───── Material for this task ─────

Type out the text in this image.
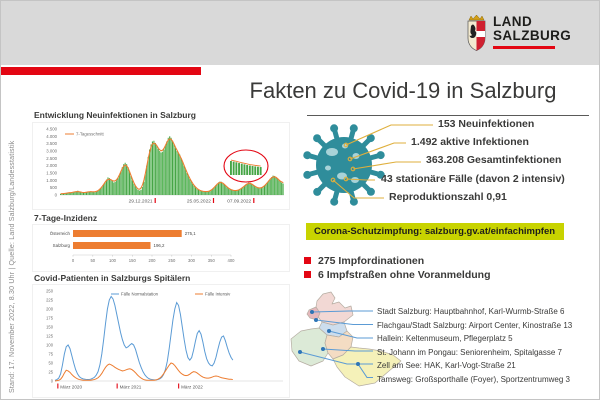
LAND
SALZBURG
Stand: 17. November 2022, 8.30 Uhr | Quelle: Land Salzburg/Landesstatistik
Fakten zu Covid-19 in Salzburg
Entwicklung Neuinfektionen in Salzburg
0
500
1.000
1.500
2.000
2.500
3.000
3.500
4.000
4.500
7-Tagesschnitt
29.12.2021	25.05.2022	07.09.2022
7-Tage-Inzidenz
Österreich	275,1
Salzburg	196,2
0	50	100	150	200	250	300	350	400
Covid-Patienten in Salzburgs Spitälern
0
25
50
75
100
125
150
175
200
225
250
Fälle Normalstation	Fälle Intensiv
März 2020	März 2021	März 2022
153 Neuinfektionen
1.492 aktive Infektionen
363.208 Gesamtinfektionen
43 stationäre Fälle (davon 2 intensiv)
Reproduktionszahl 0,91
Corona-Schutzimpfung: salzburg.gv.at/einfachimpfen
275 Impfordinationen
6 Impfstraßen ohne Voranmeldung
Stadt Salzburg: Hauptbahnhof, Karl-Wurmb-Straße 6
Flachgau/Stadt Salzburg: Airport Center, Kinostraße 13
Hallein: Keltenmuseum, Pflegerplatz 5
St. Johann im Pongau: Seniorenheim, Spitalgasse 7
Zell am See: HAK, Karl-Vogt-Straße 21
Tamsweg: Großsporthalle (Foyer), Sportzentrumweg 3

─────

Reproduce every entry word for word, but omit the pictures.

◆ The solution
Type out the text in this image.
LAND
SALZBURG
Stand: 17. November 2022, 8.30 Uhr | Quelle: Land Salzburg/Landesstatistik
Fakten zu Covid-19 in Salzburg
Entwicklung Neuinfektionen in Salzburg
0
500
1.000
1.500
2.000
2.500
3.000
3.500
4.000
4.500
7-Tagesschnitt
29.12.2021	25.05.2022	07.09.2022
7-Tage-Inzidenz
Österreich	275,1
Salzburg	196,2
0	50	100	150	200	250	300	350	400
Covid-Patienten in Salzburgs Spitälern
0
25
50
75
100
125
150
175
200
225
250
Fälle Normalstation	Fälle Intensiv
März 2020	März 2021	März 2022
153 Neuinfektionen
1.492 aktive Infektionen
363.208 Gesamtinfektionen
43 stationäre Fälle (davon 2 intensiv)
Reproduktionszahl 0,91
Corona-Schutzimpfung: salzburg.gv.at/einfachimpfen
275 Impfordinationen
6 Impfstraßen ohne Voranmeldung
Stadt Salzburg: Hauptbahnhof, Karl-Wurmb-Straße 6
Flachgau/Stadt Salzburg: Airport Center, Kinostraße 13
Hallein: Keltenmuseum, Pflegerplatz 5
St. Johann im Pongau: Seniorenheim, Spitalgasse 7
Zell am See: HAK, Karl-Vogt-Straße 21
Tamsweg: Großsporthalle (Foyer), Sportzentrumweg 3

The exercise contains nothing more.